--- begin Supplied data ---
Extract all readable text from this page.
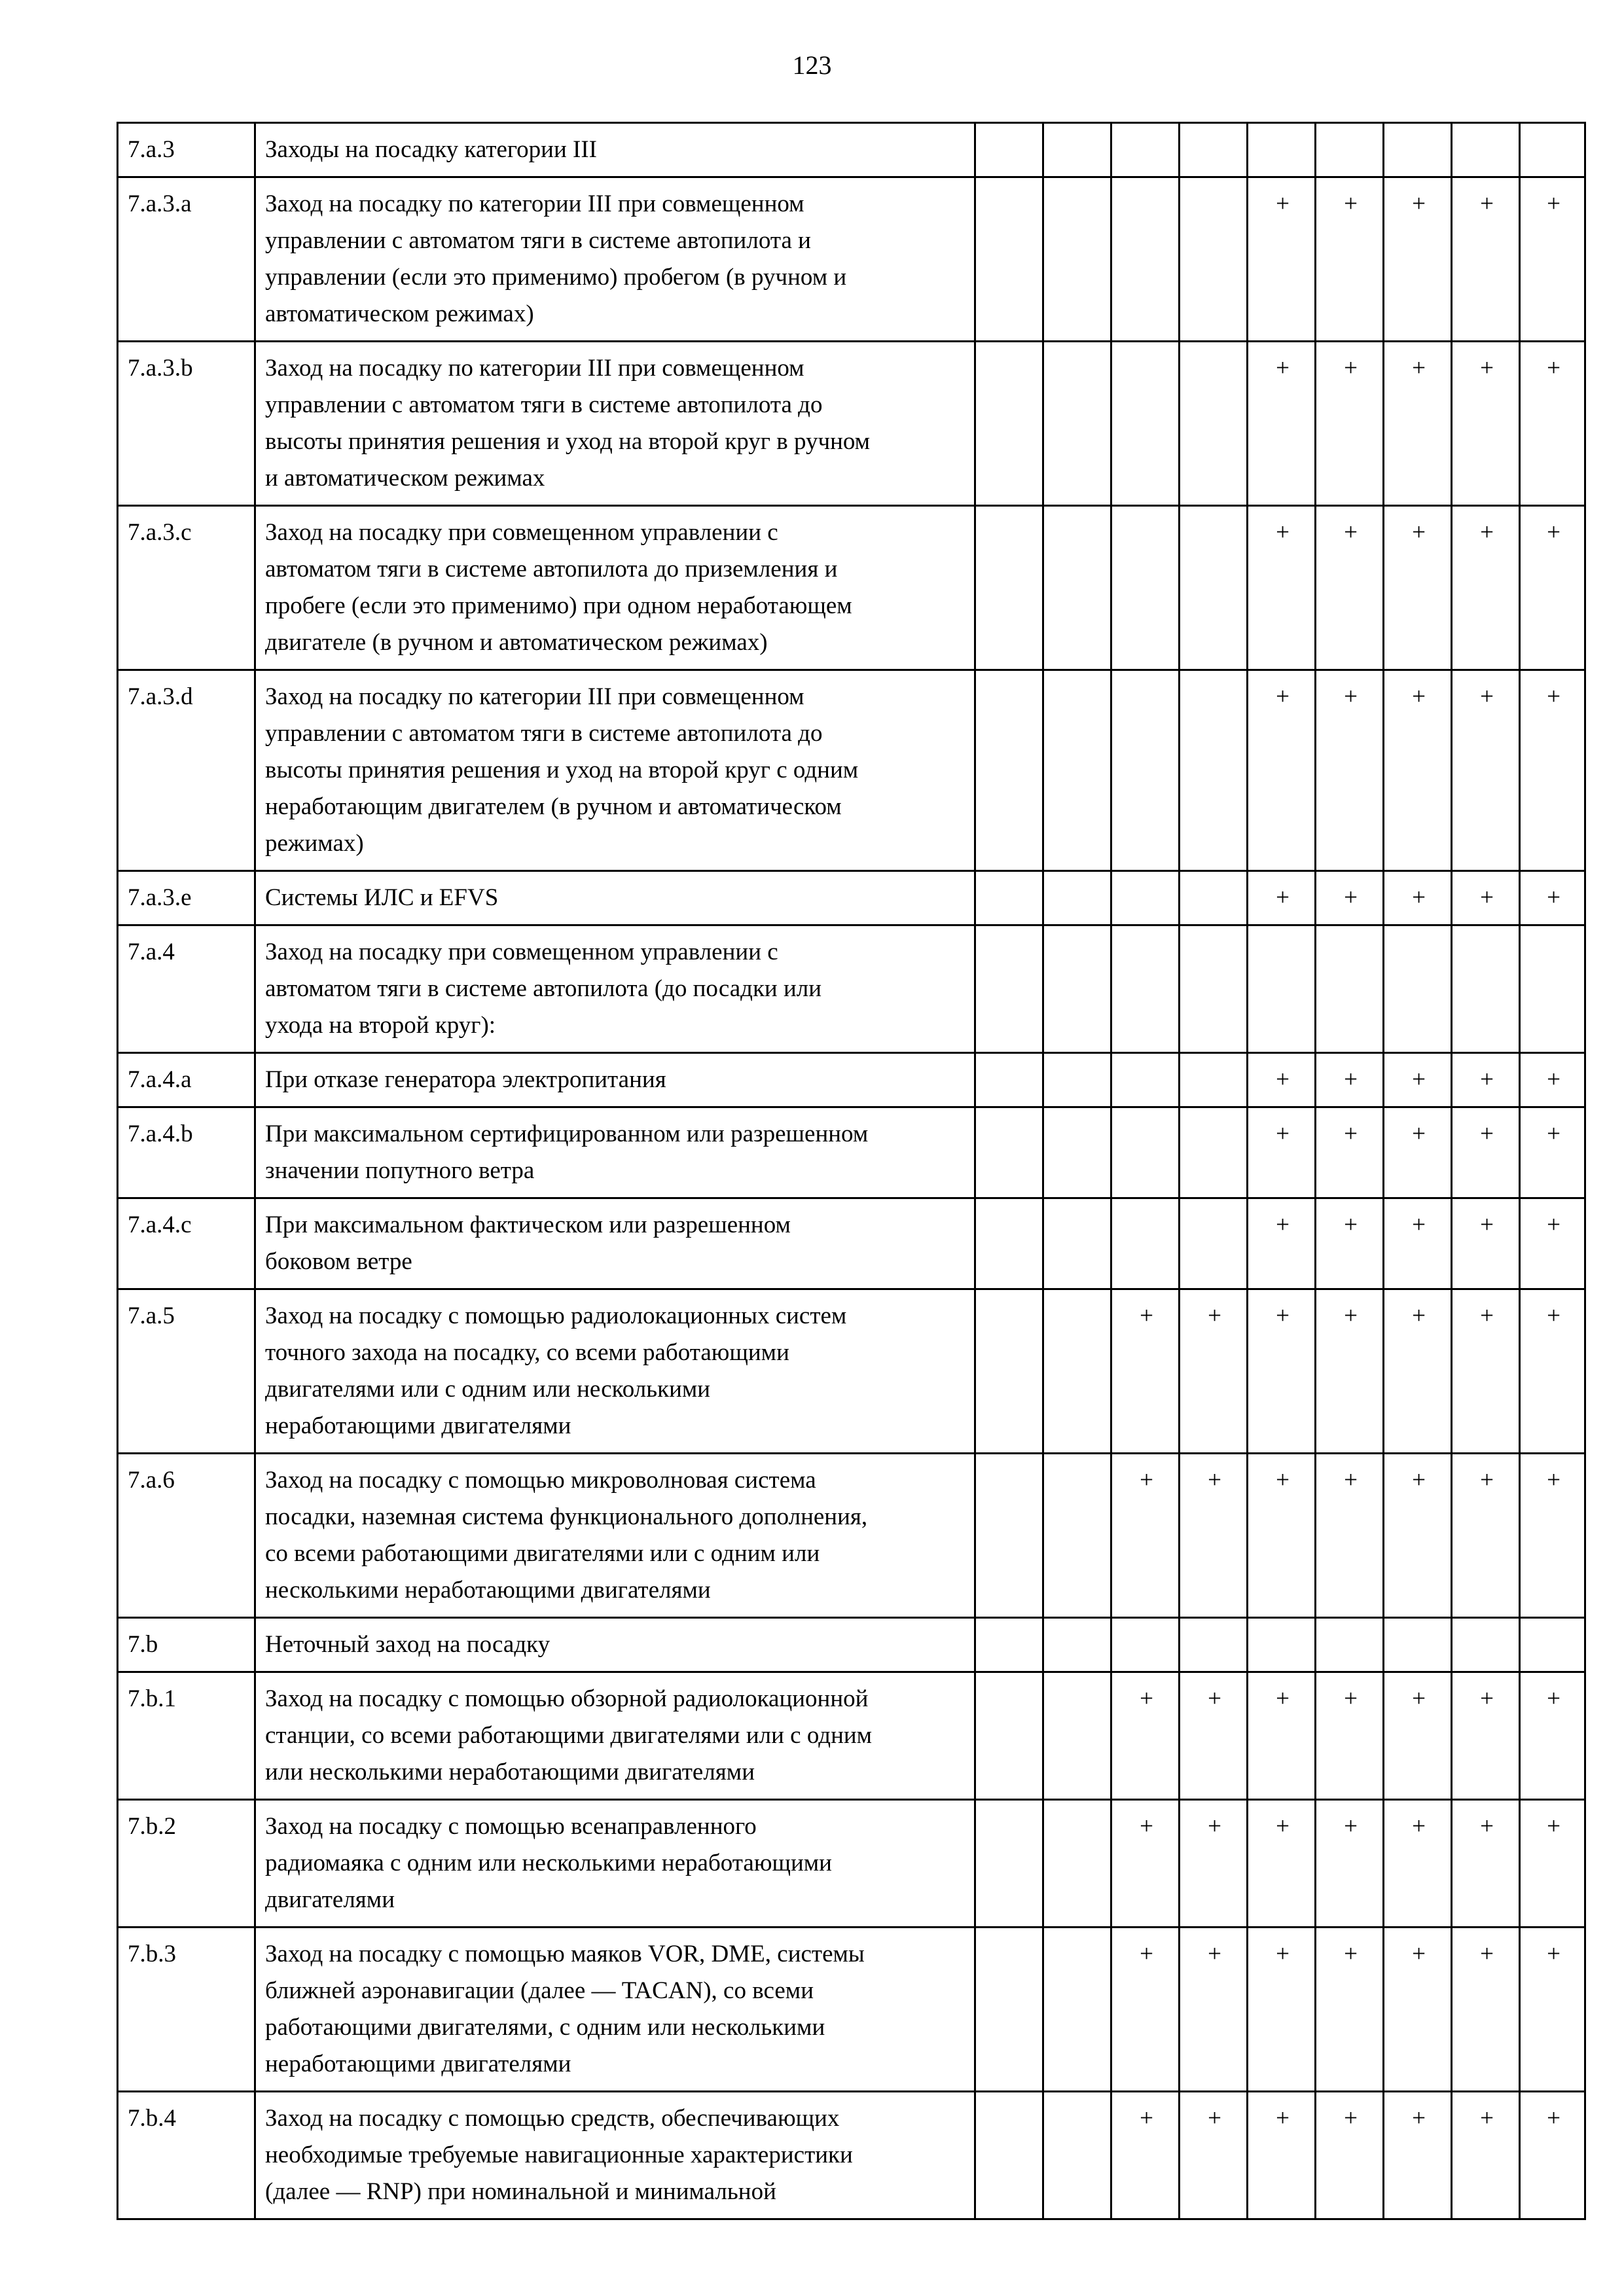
123
7.a.3	Заходы на посадку категории III									
7.a.3.a	Заход на посадку по категории III при совмещенном
управлении с автоматом тяги в системе автопилота и
управлении (если это применимо) пробегом (в ручном и
автоматическом режимах)					+	+	+	+	+
7.a.3.b	Заход на посадку по категории III при совмещенном
управлении с автоматом тяги в системе автопилота до
высоты принятия решения и уход на второй круг в ручном
и автоматическом режимах					+	+	+	+	+
7.a.3.c	Заход на посадку при совмещенном управлении с
автоматом тяги в системе автопилота до приземления и
пробеге (если это применимо) при одном неработающем
двигателе (в ручном и автоматическом режимах)					+	+	+	+	+
7.a.3.d	Заход на посадку по категории III при совмещенном
управлении с автоматом тяги в системе автопилота до
высоты принятия решения и уход на второй круг с одним
неработающим двигателем (в ручном и автоматическом
режимах)					+	+	+	+	+
7.a.3.e	Системы ИЛС и EFVS					+	+	+	+	+
7.a.4	Заход на посадку при совмещенном управлении с
автоматом тяги в системе автопилота (до посадки или
ухода на второй круг):									
7.a.4.a	При отказе генератора электропитания					+	+	+	+	+
7.a.4.b	При максимальном сертифицированном или разрешенном
значении попутного ветра					+	+	+	+	+
7.a.4.c	При максимальном фактическом или разрешенном
боковом ветре					+	+	+	+	+
7.a.5	Заход на посадку с помощью радиолокационных систем
точного захода на посадку, со всеми работающими
двигателями или с одним или несколькими
неработающими двигателями			+	+	+	+	+	+	+
7.a.6	Заход на посадку с помощью микроволновая система
посадки, наземная система функционального дополнения,
со всеми работающими двигателями или с одним или
несколькими неработающими двигателями			+	+	+	+	+	+	+
7.b	Неточный заход на посадку									
7.b.1	Заход на посадку с помощью обзорной радиолокационной
станции, со всеми работающими двигателями или с одним
или несколькими неработающими двигателями			+	+	+	+	+	+	+
7.b.2	Заход на посадку с помощью всенаправленного
радиомаяка с одним или несколькими неработающими
двигателями			+	+	+	+	+	+	+
7.b.3	Заход на посадку с помощью маяков VOR, DME, системы
ближней аэронавигации (далее — TACAN), со всеми
работающими двигателями, с одним или несколькими
неработающими двигателями			+	+	+	+	+	+	+
7.b.4	Заход на посадку с помощью средств, обеспечивающих
необходимые требуемые навигационные характеристики
(далее — RNP) при номинальной и минимальной			+	+	+	+	+	+	+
--- end Supplied data ---
#### [Problem]
Transcribe all of the records above character for character. Exclude the pictures.

#### [Exercise answer]
Extract all readable text from this page.
123
7.a.3	Заходы на посадку категории III									
7.a.3.a	Заход на посадку по категории III при совмещенном
управлении с автоматом тяги в системе автопилота и
управлении (если это применимо) пробегом (в ручном и
автоматическом режимах)					+	+	+	+	+
7.a.3.b	Заход на посадку по категории III при совмещенном
управлении с автоматом тяги в системе автопилота до
высоты принятия решения и уход на второй круг в ручном
и автоматическом режимах					+	+	+	+	+
7.a.3.c	Заход на посадку при совмещенном управлении с
автоматом тяги в системе автопилота до приземления и
пробеге (если это применимо) при одном неработающем
двигателе (в ручном и автоматическом режимах)					+	+	+	+	+
7.a.3.d	Заход на посадку по категории III при совмещенном
управлении с автоматом тяги в системе автопилота до
высоты принятия решения и уход на второй круг с одним
неработающим двигателем (в ручном и автоматическом
режимах)					+	+	+	+	+
7.a.3.e	Системы ИЛС и EFVS					+	+	+	+	+
7.a.4	Заход на посадку при совмещенном управлении с
автоматом тяги в системе автопилота (до посадки или
ухода на второй круг):									
7.a.4.a	При отказе генератора электропитания					+	+	+	+	+
7.a.4.b	При максимальном сертифицированном или разрешенном
значении попутного ветра					+	+	+	+	+
7.a.4.c	При максимальном фактическом или разрешенном
боковом ветре					+	+	+	+	+
7.a.5	Заход на посадку с помощью радиолокационных систем
точного захода на посадку, со всеми работающими
двигателями или с одним или несколькими
неработающими двигателями			+	+	+	+	+	+	+
7.a.6	Заход на посадку с помощью микроволновая система
посадки, наземная система функционального дополнения,
со всеми работающими двигателями или с одним или
несколькими неработающими двигателями			+	+	+	+	+	+	+
7.b	Неточный заход на посадку									
7.b.1	Заход на посадку с помощью обзорной радиолокационной
станции, со всеми работающими двигателями или с одним
или несколькими неработающими двигателями			+	+	+	+	+	+	+
7.b.2	Заход на посадку с помощью всенаправленного
радиомаяка с одним или несколькими неработающими
двигателями			+	+	+	+	+	+	+
7.b.3	Заход на посадку с помощью маяков VOR, DME, системы
ближней аэронавигации (далее — TACAN), со всеми
работающими двигателями, с одним или несколькими
неработающими двигателями			+	+	+	+	+	+	+
7.b.4	Заход на посадку с помощью средств, обеспечивающих
необходимые требуемые навигационные характеристики
(далее — RNP) при номинальной и минимальной			+	+	+	+	+	+	+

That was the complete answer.